#### RECORDS SUPPLIED
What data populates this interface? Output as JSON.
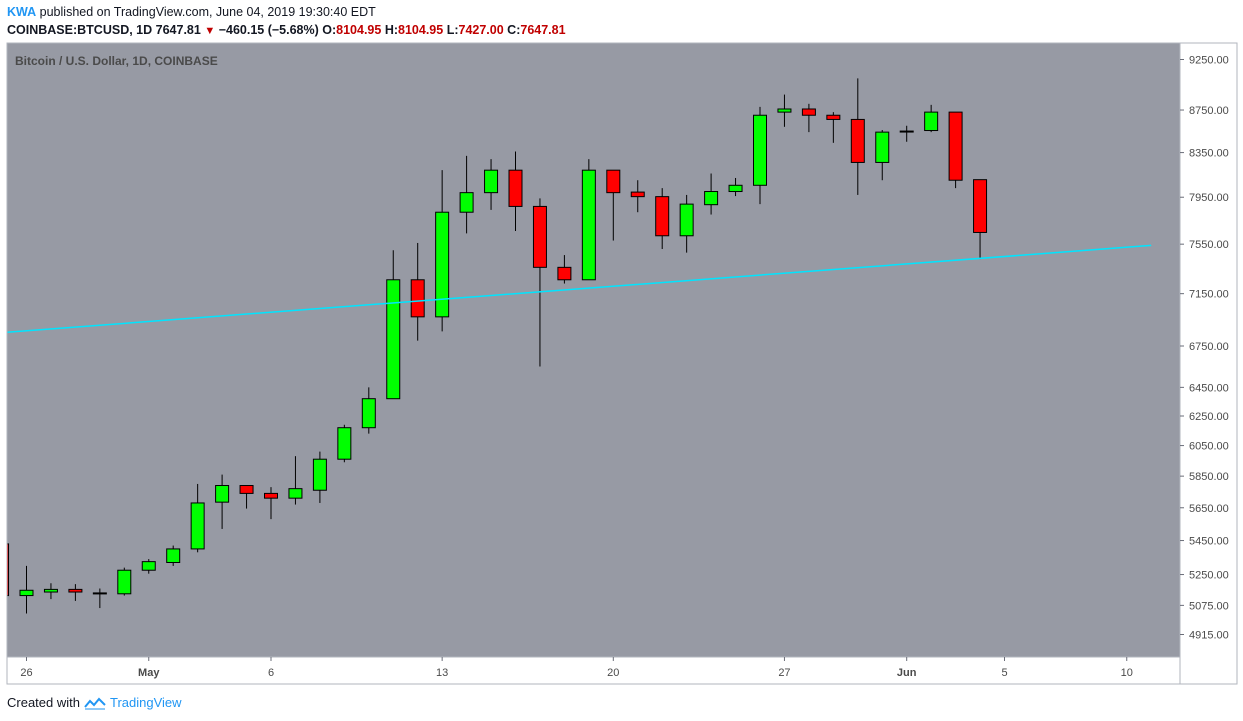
{
  "header": {
    "author": "KWA",
    "published_text": "published on TradingView.com, June 04, 2019 19:30:40 EDT",
    "symbol": "COINBASE:BTCUSD, 1D",
    "last": "7647.81",
    "change": "−460.15 (−5.68%)",
    "o_label": "O:",
    "o_value": "8104.95",
    "h_label": "H:",
    "h_value": "8104.95",
    "l_label": "L:",
    "l_value": "7427.00",
    "c_label": "C:",
    "c_value": "7647.81"
  },
  "footer": {
    "created_with": "Created with",
    "brand": "TradingView"
  },
  "chart_data": {
    "type": "candlestick",
    "title": "Bitcoin / U.S. Dollar, 1D, COINBASE",
    "price_scale": "log",
    "y_ticks": [
      "9250.00",
      "8750.00",
      "8350.00",
      "7950.00",
      "7550.00",
      "7150.00",
      "6750.00",
      "6450.00",
      "6250.00",
      "6050.00",
      "5850.00",
      "5650.00",
      "5450.00",
      "5250.00",
      "5075.00",
      "4915.00"
    ],
    "x_ticks": [
      {
        "label": "26",
        "date": "2019-04-26"
      },
      {
        "label": "May",
        "date": "2019-05-01"
      },
      {
        "label": "6",
        "date": "2019-05-06"
      },
      {
        "label": "13",
        "date": "2019-05-13"
      },
      {
        "label": "20",
        "date": "2019-05-20"
      },
      {
        "label": "27",
        "date": "2019-05-27"
      },
      {
        "label": "Jun",
        "date": "2019-06-01"
      },
      {
        "label": "5",
        "date": "2019-06-05"
      },
      {
        "label": "10",
        "date": "2019-06-10"
      }
    ],
    "x_range": [
      "2019-04-25",
      "2019-06-11"
    ],
    "candles": [
      {
        "date": "2019-04-25",
        "o": 5430,
        "h": 5430,
        "l": 5130,
        "c": 5130
      },
      {
        "date": "2019-04-26",
        "o": 5130,
        "h": 5300,
        "l": 5030,
        "c": 5160
      },
      {
        "date": "2019-04-27",
        "o": 5150,
        "h": 5200,
        "l": 5110,
        "c": 5165
      },
      {
        "date": "2019-04-28",
        "o": 5165,
        "h": 5195,
        "l": 5100,
        "c": 5150
      },
      {
        "date": "2019-04-29",
        "o": 5145,
        "h": 5170,
        "l": 5060,
        "c": 5145
      },
      {
        "date": "2019-04-30",
        "o": 5140,
        "h": 5290,
        "l": 5130,
        "c": 5275
      },
      {
        "date": "2019-05-01",
        "o": 5275,
        "h": 5340,
        "l": 5255,
        "c": 5325
      },
      {
        "date": "2019-05-02",
        "o": 5320,
        "h": 5420,
        "l": 5300,
        "c": 5400
      },
      {
        "date": "2019-05-03",
        "o": 5400,
        "h": 5800,
        "l": 5380,
        "c": 5680
      },
      {
        "date": "2019-05-04",
        "o": 5685,
        "h": 5860,
        "l": 5520,
        "c": 5790
      },
      {
        "date": "2019-05-05",
        "o": 5790,
        "h": 5790,
        "l": 5645,
        "c": 5740
      },
      {
        "date": "2019-05-06",
        "o": 5740,
        "h": 5780,
        "l": 5580,
        "c": 5710
      },
      {
        "date": "2019-05-07",
        "o": 5710,
        "h": 5980,
        "l": 5670,
        "c": 5770
      },
      {
        "date": "2019-05-08",
        "o": 5760,
        "h": 6010,
        "l": 5680,
        "c": 5960
      },
      {
        "date": "2019-05-09",
        "o": 5960,
        "h": 6190,
        "l": 5940,
        "c": 6170
      },
      {
        "date": "2019-05-10",
        "o": 6170,
        "h": 6450,
        "l": 6130,
        "c": 6370
      },
      {
        "date": "2019-05-11",
        "o": 6370,
        "h": 7500,
        "l": 6370,
        "c": 7260
      },
      {
        "date": "2019-05-12",
        "o": 7260,
        "h": 7560,
        "l": 6790,
        "c": 6970
      },
      {
        "date": "2019-05-13",
        "o": 6970,
        "h": 8190,
        "l": 6860,
        "c": 7820
      },
      {
        "date": "2019-05-14",
        "o": 7820,
        "h": 8320,
        "l": 7640,
        "c": 7990
      },
      {
        "date": "2019-05-15",
        "o": 7990,
        "h": 8290,
        "l": 7840,
        "c": 8190
      },
      {
        "date": "2019-05-16",
        "o": 8190,
        "h": 8360,
        "l": 7660,
        "c": 7870
      },
      {
        "date": "2019-05-17",
        "o": 7870,
        "h": 7940,
        "l": 6600,
        "c": 7360
      },
      {
        "date": "2019-05-18",
        "o": 7360,
        "h": 7460,
        "l": 7230,
        "c": 7260
      },
      {
        "date": "2019-05-19",
        "o": 7260,
        "h": 8290,
        "l": 7260,
        "c": 8190
      },
      {
        "date": "2019-05-20",
        "o": 8190,
        "h": 8190,
        "l": 7580,
        "c": 7990
      },
      {
        "date": "2019-05-21",
        "o": 7995,
        "h": 8100,
        "l": 7820,
        "c": 7955
      },
      {
        "date": "2019-05-22",
        "o": 7955,
        "h": 8030,
        "l": 7510,
        "c": 7620
      },
      {
        "date": "2019-05-23",
        "o": 7620,
        "h": 7970,
        "l": 7480,
        "c": 7890
      },
      {
        "date": "2019-05-24",
        "o": 7885,
        "h": 8160,
        "l": 7800,
        "c": 8000
      },
      {
        "date": "2019-05-25",
        "o": 8000,
        "h": 8120,
        "l": 7960,
        "c": 8055
      },
      {
        "date": "2019-05-26",
        "o": 8055,
        "h": 8780,
        "l": 7890,
        "c": 8700
      },
      {
        "date": "2019-05-27",
        "o": 8730,
        "h": 8900,
        "l": 8590,
        "c": 8760
      },
      {
        "date": "2019-05-28",
        "o": 8760,
        "h": 8810,
        "l": 8540,
        "c": 8700
      },
      {
        "date": "2019-05-29",
        "o": 8700,
        "h": 8730,
        "l": 8440,
        "c": 8660
      },
      {
        "date": "2019-05-30",
        "o": 8660,
        "h": 9060,
        "l": 7970,
        "c": 8260
      },
      {
        "date": "2019-05-31",
        "o": 8260,
        "h": 8560,
        "l": 8100,
        "c": 8540
      },
      {
        "date": "2019-06-01",
        "o": 8545,
        "h": 8600,
        "l": 8450,
        "c": 8550
      },
      {
        "date": "2019-06-02",
        "o": 8555,
        "h": 8800,
        "l": 8540,
        "c": 8730
      },
      {
        "date": "2019-06-03",
        "o": 8730,
        "h": 8730,
        "l": 8030,
        "c": 8100
      },
      {
        "date": "2019-06-04",
        "o": 8104.95,
        "h": 8104.95,
        "l": 7427.0,
        "c": 7647.81
      }
    ],
    "trendline": {
      "from": {
        "date": "2019-04-25",
        "price": 6850
      },
      "to": {
        "date": "2019-06-11",
        "price": 7540
      },
      "color": "#00e5ff"
    },
    "colors": {
      "up": "#00ff00",
      "down": "#ff0000",
      "background": "#979aa4",
      "wick": "#000000"
    }
  }
}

#### GIVEN TASK
Exactly how many lines in the data above contain the word "COINBASE"? Respond with the number and nothing more.

#### PROBLEM SOLUTION
2